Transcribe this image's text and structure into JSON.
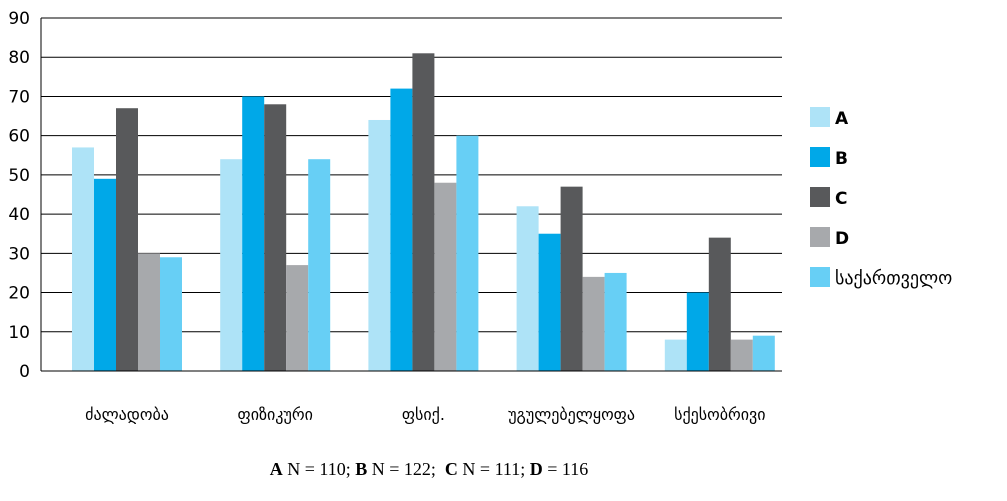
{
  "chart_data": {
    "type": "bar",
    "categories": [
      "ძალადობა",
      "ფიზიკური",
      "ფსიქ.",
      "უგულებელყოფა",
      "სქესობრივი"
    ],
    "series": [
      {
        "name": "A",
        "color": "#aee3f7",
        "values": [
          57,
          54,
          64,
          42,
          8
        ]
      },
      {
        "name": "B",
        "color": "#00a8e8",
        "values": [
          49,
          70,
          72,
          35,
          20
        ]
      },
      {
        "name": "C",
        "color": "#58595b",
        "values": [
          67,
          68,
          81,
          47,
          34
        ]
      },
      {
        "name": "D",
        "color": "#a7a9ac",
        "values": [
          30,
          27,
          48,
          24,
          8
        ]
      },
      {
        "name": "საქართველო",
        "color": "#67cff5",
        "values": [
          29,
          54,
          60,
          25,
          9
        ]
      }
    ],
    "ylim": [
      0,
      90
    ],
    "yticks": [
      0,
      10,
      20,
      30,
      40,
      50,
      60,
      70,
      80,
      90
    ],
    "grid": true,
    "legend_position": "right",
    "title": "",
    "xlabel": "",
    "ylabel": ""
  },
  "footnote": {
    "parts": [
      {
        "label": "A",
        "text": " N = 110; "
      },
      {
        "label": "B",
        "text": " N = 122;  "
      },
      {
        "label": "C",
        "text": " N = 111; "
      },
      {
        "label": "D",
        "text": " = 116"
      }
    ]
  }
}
○ ○ ○ ○
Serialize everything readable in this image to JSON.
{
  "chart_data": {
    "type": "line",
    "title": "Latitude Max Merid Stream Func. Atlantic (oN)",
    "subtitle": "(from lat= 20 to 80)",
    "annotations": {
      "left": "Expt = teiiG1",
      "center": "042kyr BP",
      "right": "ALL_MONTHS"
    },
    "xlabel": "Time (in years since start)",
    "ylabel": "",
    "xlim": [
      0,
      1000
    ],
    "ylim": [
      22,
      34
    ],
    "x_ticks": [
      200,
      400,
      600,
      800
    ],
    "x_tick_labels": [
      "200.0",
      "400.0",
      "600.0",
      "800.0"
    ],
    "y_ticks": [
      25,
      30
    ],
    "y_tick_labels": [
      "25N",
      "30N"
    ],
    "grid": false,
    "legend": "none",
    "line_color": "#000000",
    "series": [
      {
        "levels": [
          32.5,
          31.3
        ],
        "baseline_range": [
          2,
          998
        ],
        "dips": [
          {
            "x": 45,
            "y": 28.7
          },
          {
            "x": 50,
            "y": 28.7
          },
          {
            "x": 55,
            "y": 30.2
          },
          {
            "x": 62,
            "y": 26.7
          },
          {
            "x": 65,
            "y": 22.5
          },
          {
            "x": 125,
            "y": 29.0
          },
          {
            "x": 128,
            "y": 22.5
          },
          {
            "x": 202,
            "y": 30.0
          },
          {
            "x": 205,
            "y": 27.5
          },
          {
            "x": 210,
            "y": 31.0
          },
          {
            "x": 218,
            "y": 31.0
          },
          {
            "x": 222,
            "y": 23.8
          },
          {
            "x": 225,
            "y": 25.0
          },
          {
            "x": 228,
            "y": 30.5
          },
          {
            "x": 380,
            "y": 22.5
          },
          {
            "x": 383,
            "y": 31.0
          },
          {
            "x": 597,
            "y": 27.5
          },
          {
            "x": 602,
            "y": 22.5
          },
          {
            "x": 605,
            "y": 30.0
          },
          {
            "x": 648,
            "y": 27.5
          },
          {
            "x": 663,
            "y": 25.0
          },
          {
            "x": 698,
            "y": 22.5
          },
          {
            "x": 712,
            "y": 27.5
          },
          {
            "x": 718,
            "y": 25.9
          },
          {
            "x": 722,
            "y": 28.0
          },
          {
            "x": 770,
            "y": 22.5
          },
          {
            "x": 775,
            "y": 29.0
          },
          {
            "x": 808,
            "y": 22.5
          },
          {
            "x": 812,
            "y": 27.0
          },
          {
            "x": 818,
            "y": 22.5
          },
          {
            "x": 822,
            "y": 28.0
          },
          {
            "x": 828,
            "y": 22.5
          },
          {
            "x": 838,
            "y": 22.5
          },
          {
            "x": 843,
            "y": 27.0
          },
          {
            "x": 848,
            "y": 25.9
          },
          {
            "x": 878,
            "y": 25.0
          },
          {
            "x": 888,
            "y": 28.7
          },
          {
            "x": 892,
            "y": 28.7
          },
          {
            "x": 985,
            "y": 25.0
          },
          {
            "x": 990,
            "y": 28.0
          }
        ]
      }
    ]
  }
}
○ ○ ○ ○
* **Task brief**
Gather up the lines containing the word "JSON" from these records and copy them.

* **Solution to this problem**
Transcribe this image's text and structure into JSON.
Serialize everything readable in this image to JSON.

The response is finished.